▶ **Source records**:
--- BEGIN ---

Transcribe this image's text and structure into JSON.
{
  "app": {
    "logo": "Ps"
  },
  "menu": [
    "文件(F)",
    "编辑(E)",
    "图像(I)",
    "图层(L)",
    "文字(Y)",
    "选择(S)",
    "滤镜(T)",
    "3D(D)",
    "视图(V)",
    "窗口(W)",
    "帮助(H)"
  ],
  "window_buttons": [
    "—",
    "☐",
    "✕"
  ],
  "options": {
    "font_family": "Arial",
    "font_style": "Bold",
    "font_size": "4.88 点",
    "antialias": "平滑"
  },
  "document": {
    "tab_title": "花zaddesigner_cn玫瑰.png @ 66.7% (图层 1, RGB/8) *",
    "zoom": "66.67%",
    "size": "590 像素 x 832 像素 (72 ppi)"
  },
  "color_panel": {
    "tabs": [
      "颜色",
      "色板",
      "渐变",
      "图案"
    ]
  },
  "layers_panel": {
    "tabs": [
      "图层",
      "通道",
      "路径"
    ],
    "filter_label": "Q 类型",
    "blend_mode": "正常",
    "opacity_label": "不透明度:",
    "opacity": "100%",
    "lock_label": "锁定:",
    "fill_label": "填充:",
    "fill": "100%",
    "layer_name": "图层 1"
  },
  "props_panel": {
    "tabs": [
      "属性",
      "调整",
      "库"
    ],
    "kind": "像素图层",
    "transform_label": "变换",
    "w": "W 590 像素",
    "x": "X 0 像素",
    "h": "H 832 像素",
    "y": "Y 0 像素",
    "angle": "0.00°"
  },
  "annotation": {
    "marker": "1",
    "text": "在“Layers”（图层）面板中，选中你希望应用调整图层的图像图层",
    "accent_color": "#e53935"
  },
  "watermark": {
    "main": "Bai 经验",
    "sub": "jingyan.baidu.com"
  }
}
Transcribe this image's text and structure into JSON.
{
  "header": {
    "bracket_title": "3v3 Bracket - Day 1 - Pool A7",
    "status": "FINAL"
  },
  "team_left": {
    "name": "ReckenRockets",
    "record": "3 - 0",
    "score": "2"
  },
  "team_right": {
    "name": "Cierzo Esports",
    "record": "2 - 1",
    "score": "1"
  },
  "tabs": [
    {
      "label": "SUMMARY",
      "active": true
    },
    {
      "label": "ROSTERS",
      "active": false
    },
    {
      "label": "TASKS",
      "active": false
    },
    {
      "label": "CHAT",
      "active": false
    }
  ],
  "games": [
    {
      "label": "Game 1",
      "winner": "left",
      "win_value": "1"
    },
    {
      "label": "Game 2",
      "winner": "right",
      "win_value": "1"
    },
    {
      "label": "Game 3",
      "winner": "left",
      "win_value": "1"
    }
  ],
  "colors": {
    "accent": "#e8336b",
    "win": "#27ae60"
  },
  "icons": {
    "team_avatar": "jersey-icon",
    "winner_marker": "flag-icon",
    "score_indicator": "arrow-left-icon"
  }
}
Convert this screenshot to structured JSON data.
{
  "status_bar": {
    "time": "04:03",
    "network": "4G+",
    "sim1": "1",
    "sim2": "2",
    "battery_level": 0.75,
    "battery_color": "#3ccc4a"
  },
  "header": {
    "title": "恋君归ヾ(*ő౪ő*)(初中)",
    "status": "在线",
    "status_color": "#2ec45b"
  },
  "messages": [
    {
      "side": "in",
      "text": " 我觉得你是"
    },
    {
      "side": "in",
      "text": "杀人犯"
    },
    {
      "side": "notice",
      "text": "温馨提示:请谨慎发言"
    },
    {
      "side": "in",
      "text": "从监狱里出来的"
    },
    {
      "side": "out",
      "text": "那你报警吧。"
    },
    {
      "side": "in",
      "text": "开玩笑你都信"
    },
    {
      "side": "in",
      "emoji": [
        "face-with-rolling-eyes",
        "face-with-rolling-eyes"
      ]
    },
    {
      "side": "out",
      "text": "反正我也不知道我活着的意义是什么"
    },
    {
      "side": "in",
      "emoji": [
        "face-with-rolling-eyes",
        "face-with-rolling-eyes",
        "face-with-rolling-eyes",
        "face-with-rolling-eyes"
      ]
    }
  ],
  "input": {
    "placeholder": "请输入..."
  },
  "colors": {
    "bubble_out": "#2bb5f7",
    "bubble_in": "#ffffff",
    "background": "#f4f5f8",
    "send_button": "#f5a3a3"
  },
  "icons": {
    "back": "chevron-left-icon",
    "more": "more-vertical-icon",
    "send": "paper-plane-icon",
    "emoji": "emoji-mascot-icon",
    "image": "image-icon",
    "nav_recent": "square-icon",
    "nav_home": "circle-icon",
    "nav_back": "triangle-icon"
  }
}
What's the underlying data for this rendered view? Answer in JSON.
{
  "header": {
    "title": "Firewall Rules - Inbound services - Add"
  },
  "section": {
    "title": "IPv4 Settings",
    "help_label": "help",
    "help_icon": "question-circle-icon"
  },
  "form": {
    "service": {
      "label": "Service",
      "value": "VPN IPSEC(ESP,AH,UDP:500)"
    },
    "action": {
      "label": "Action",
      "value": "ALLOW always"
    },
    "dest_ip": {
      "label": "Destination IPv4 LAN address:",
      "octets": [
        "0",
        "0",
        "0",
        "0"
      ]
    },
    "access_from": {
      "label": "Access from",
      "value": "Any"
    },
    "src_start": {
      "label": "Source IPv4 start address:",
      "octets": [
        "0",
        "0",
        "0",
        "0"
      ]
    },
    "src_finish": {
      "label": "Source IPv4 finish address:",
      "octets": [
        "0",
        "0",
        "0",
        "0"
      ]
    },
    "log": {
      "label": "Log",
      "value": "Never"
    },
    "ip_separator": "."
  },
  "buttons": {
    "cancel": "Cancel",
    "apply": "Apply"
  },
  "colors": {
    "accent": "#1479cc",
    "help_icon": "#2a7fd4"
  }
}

--- END ---

▶ **What you need to do**: Reproduce every record, matching each line exactly.

▶ **Response**:
Transcribe this image's text and structure into JSON.
{
  "app": {
    "logo": "Ps"
  },
  "menu": [
    "文件(F)",
    "编辑(E)",
    "图像(I)",
    "图层(L)",
    "文字(Y)",
    "选择(S)",
    "滤镜(T)",
    "3D(D)",
    "视图(V)",
    "窗口(W)",
    "帮助(H)"
  ],
  "window_buttons": [
    "—",
    "☐",
    "✕"
  ],
  "options": {
    "font_family": "Arial",
    "font_style": "Bold",
    "font_size": "4.88 点",
    "antialias": "平滑"
  },
  "document": {
    "tab_title": "花zaddesigner_cn玫瑰.png @ 66.7% (图层 1, RGB/8) *",
    "zoom": "66.67%",
    "size": "590 像素 x 832 像素 (72 ppi)"
  },
  "color_panel": {
    "tabs": [
      "颜色",
      "色板",
      "渐变",
      "图案"
    ]
  },
  "layers_panel": {
    "tabs": [
      "图层",
      "通道",
      "路径"
    ],
    "filter_label": "Q 类型",
    "blend_mode": "正常",
    "opacity_label": "不透明度:",
    "opacity": "100%",
    "lock_label": "锁定:",
    "fill_label": "填充:",
    "fill": "100%",
    "layer_name": "图层 1"
  },
  "props_panel": {
    "tabs": [
      "属性",
      "调整",
      "库"
    ],
    "kind": "像素图层",
    "transform_label": "变换",
    "w": "W 590 像素",
    "x": "X 0 像素",
    "h": "H 832 像素",
    "y": "Y 0 像素",
    "angle": "0.00°"
  },
  "annotation": {
    "marker": "1",
    "text": "在“Layers”（图层）面板中，选中你希望应用调整图层的图像图层",
    "accent_color": "#e53935"
  },
  "watermark": {
    "main": "Bai 经验",
    "sub": "jingyan.baidu.com"
  }
}
Transcribe this image's text and structure into JSON.
{
  "header": {
    "bracket_title": "3v3 Bracket - Day 1 - Pool A7",
    "status": "FINAL"
  },
  "team_left": {
    "name": "ReckenRockets",
    "record": "3 - 0",
    "score": "2"
  },
  "team_right": {
    "name": "Cierzo Esports",
    "record": "2 - 1",
    "score": "1"
  },
  "tabs": [
    {
      "label": "SUMMARY",
      "active": true
    },
    {
      "label": "ROSTERS",
      "active": false
    },
    {
      "label": "TASKS",
      "active": false
    },
    {
      "label": "CHAT",
      "active": false
    }
  ],
  "games": [
    {
      "label": "Game 1",
      "winner": "left",
      "win_value": "1"
    },
    {
      "label": "Game 2",
      "winner": "right",
      "win_value": "1"
    },
    {
      "label": "Game 3",
      "winner": "left",
      "win_value": "1"
    }
  ],
  "colors": {
    "accent": "#e8336b",
    "win": "#27ae60"
  },
  "icons": {
    "team_avatar": "jersey-icon",
    "winner_marker": "flag-icon",
    "score_indicator": "arrow-left-icon"
  }
}
Convert this screenshot to structured JSON data.
{
  "status_bar": {
    "time": "04:03",
    "network": "4G+",
    "sim1": "1",
    "sim2": "2",
    "battery_level": 0.75,
    "battery_color": "#3ccc4a"
  },
  "header": {
    "title": "恋君归ヾ(*ő౪ő*)(初中)",
    "status": "在线",
    "status_color": "#2ec45b"
  },
  "messages": [
    {
      "side": "in",
      "text": " 我觉得你是"
    },
    {
      "side": "in",
      "text": "杀人犯"
    },
    {
      "side": "notice",
      "text": "温馨提示:请谨慎发言"
    },
    {
      "side": "in",
      "text": "从监狱里出来的"
    },
    {
      "side": "out",
      "text": "那你报警吧。"
    },
    {
      "side": "in",
      "text": "开玩笑你都信"
    },
    {
      "side": "in",
      "emoji": [
        "face-with-rolling-eyes",
        "face-with-rolling-eyes"
      ]
    },
    {
      "side": "out",
      "text": "反正我也不知道我活着的意义是什么"
    },
    {
      "side": "in",
      "emoji": [
        "face-with-rolling-eyes",
        "face-with-rolling-eyes",
        "face-with-rolling-eyes",
        "face-with-rolling-eyes"
      ]
    }
  ],
  "input": {
    "placeholder": "请输入..."
  },
  "colors": {
    "bubble_out": "#2bb5f7",
    "bubble_in": "#ffffff",
    "background": "#f4f5f8",
    "send_button": "#f5a3a3"
  },
  "icons": {
    "back": "chevron-left-icon",
    "more": "more-vertical-icon",
    "send": "paper-plane-icon",
    "emoji": "emoji-mascot-icon",
    "image": "image-icon",
    "nav_recent": "square-icon",
    "nav_home": "circle-icon",
    "nav_back": "triangle-icon"
  }
}
What's the underlying data for this rendered view? Answer in JSON.
{
  "header": {
    "title": "Firewall Rules - Inbound services - Add"
  },
  "section": {
    "title": "IPv4 Settings",
    "help_label": "help",
    "help_icon": "question-circle-icon"
  },
  "form": {
    "service": {
      "label": "Service",
      "value": "VPN IPSEC(ESP,AH,UDP:500)"
    },
    "action": {
      "label": "Action",
      "value": "ALLOW always"
    },
    "dest_ip": {
      "label": "Destination IPv4 LAN address:",
      "octets": [
        "0",
        "0",
        "0",
        "0"
      ]
    },
    "access_from": {
      "label": "Access from",
      "value": "Any"
    },
    "src_start": {
      "label": "Source IPv4 start address:",
      "octets": [
        "0",
        "0",
        "0",
        "0"
      ]
    },
    "src_finish": {
      "label": "Source IPv4 finish address:",
      "octets": [
        "0",
        "0",
        "0",
        "0"
      ]
    },
    "log": {
      "label": "Log",
      "value": "Never"
    },
    "ip_separator": "."
  },
  "buttons": {
    "cancel": "Cancel",
    "apply": "Apply"
  },
  "colors": {
    "accent": "#1479cc",
    "help_icon": "#2a7fd4"
  }
}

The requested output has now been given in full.